**What the task requires**: Write out each record again exactly as it stands.

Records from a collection
•••••

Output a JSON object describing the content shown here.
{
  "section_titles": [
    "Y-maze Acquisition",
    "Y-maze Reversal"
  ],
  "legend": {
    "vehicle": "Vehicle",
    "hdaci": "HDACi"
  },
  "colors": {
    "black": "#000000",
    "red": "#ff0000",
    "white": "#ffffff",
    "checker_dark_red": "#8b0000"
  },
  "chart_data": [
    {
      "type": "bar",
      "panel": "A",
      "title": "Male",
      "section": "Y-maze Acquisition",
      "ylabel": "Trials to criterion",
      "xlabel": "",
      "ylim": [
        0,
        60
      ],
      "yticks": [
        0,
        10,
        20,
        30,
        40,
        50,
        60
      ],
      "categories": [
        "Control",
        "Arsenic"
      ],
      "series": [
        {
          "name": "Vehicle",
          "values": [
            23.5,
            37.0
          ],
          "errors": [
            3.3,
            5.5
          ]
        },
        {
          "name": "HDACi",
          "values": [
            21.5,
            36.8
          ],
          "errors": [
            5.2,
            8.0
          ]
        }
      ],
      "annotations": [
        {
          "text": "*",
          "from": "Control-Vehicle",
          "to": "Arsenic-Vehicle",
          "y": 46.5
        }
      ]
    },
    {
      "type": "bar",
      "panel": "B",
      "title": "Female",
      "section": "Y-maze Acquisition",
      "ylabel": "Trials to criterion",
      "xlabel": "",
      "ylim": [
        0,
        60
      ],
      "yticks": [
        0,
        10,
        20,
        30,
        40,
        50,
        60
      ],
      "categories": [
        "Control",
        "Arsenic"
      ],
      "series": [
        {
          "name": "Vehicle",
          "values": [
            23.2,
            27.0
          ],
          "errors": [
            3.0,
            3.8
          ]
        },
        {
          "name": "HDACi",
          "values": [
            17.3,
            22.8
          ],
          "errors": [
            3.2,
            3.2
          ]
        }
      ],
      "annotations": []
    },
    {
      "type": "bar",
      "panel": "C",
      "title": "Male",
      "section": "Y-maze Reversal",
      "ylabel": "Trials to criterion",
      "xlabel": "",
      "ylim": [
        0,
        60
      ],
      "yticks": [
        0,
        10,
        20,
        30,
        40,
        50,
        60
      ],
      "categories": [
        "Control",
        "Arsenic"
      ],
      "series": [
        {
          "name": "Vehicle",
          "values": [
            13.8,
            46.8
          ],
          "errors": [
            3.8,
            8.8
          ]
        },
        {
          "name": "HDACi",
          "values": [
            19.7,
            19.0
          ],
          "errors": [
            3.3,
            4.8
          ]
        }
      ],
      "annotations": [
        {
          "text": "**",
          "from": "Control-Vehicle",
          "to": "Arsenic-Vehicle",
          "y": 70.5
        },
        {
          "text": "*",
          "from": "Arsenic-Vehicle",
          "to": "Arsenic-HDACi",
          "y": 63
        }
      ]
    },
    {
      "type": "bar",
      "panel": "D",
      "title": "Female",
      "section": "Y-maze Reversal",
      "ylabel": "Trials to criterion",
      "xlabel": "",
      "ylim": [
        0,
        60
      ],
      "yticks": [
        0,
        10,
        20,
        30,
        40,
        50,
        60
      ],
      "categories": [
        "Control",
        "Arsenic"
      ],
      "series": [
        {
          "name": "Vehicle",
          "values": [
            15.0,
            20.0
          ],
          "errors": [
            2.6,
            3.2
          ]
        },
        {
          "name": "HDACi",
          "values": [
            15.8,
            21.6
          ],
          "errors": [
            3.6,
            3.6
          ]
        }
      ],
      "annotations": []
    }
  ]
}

•••••

**Response for this exercise**:
Output a JSON object describing the content shown here.
{
  "section_titles": [
    "Y-maze Acquisition",
    "Y-maze Reversal"
  ],
  "legend": {
    "vehicle": "Vehicle",
    "hdaci": "HDACi"
  },
  "colors": {
    "black": "#000000",
    "red": "#ff0000",
    "white": "#ffffff",
    "checker_dark_red": "#8b0000"
  },
  "chart_data": [
    {
      "type": "bar",
      "panel": "A",
      "title": "Male",
      "section": "Y-maze Acquisition",
      "ylabel": "Trials to criterion",
      "xlabel": "",
      "ylim": [
        0,
        60
      ],
      "yticks": [
        0,
        10,
        20,
        30,
        40,
        50,
        60
      ],
      "categories": [
        "Control",
        "Arsenic"
      ],
      "series": [
        {
          "name": "Vehicle",
          "values": [
            23.5,
            37.0
          ],
          "errors": [
            3.3,
            5.5
          ]
        },
        {
          "name": "HDACi",
          "values": [
            21.5,
            36.8
          ],
          "errors": [
            5.2,
            8.0
          ]
        }
      ],
      "annotations": [
        {
          "text": "*",
          "from": "Control-Vehicle",
          "to": "Arsenic-Vehicle",
          "y": 46.5
        }
      ]
    },
    {
      "type": "bar",
      "panel": "B",
      "title": "Female",
      "section": "Y-maze Acquisition",
      "ylabel": "Trials to criterion",
      "xlabel": "",
      "ylim": [
        0,
        60
      ],
      "yticks": [
        0,
        10,
        20,
        30,
        40,
        50,
        60
      ],
      "categories": [
        "Control",
        "Arsenic"
      ],
      "series": [
        {
          "name": "Vehicle",
          "values": [
            23.2,
            27.0
          ],
          "errors": [
            3.0,
            3.8
          ]
        },
        {
          "name": "HDACi",
          "values": [
            17.3,
            22.8
          ],
          "errors": [
            3.2,
            3.2
          ]
        }
      ],
      "annotations": []
    },
    {
      "type": "bar",
      "panel": "C",
      "title": "Male",
      "section": "Y-maze Reversal",
      "ylabel": "Trials to criterion",
      "xlabel": "",
      "ylim": [
        0,
        60
      ],
      "yticks": [
        0,
        10,
        20,
        30,
        40,
        50,
        60
      ],
      "categories": [
        "Control",
        "Arsenic"
      ],
      "series": [
        {
          "name": "Vehicle",
          "values": [
            13.8,
            46.8
          ],
          "errors": [
            3.8,
            8.8
          ]
        },
        {
          "name": "HDACi",
          "values": [
            19.7,
            19.0
          ],
          "errors": [
            3.3,
            4.8
          ]
        }
      ],
      "annotations": [
        {
          "text": "**",
          "from": "Control-Vehicle",
          "to": "Arsenic-Vehicle",
          "y": 70.5
        },
        {
          "text": "*",
          "from": "Arsenic-Vehicle",
          "to": "Arsenic-HDACi",
          "y": 63
        }
      ]
    },
    {
      "type": "bar",
      "panel": "D",
      "title": "Female",
      "section": "Y-maze Reversal",
      "ylabel": "Trials to criterion",
      "xlabel": "",
      "ylim": [
        0,
        60
      ],
      "yticks": [
        0,
        10,
        20,
        30,
        40,
        50,
        60
      ],
      "categories": [
        "Control",
        "Arsenic"
      ],
      "series": [
        {
          "name": "Vehicle",
          "values": [
            15.0,
            20.0
          ],
          "errors": [
            2.6,
            3.2
          ]
        },
        {
          "name": "HDACi",
          "values": [
            15.8,
            21.6
          ],
          "errors": [
            3.6,
            3.6
          ]
        }
      ],
      "annotations": []
    }
  ]
}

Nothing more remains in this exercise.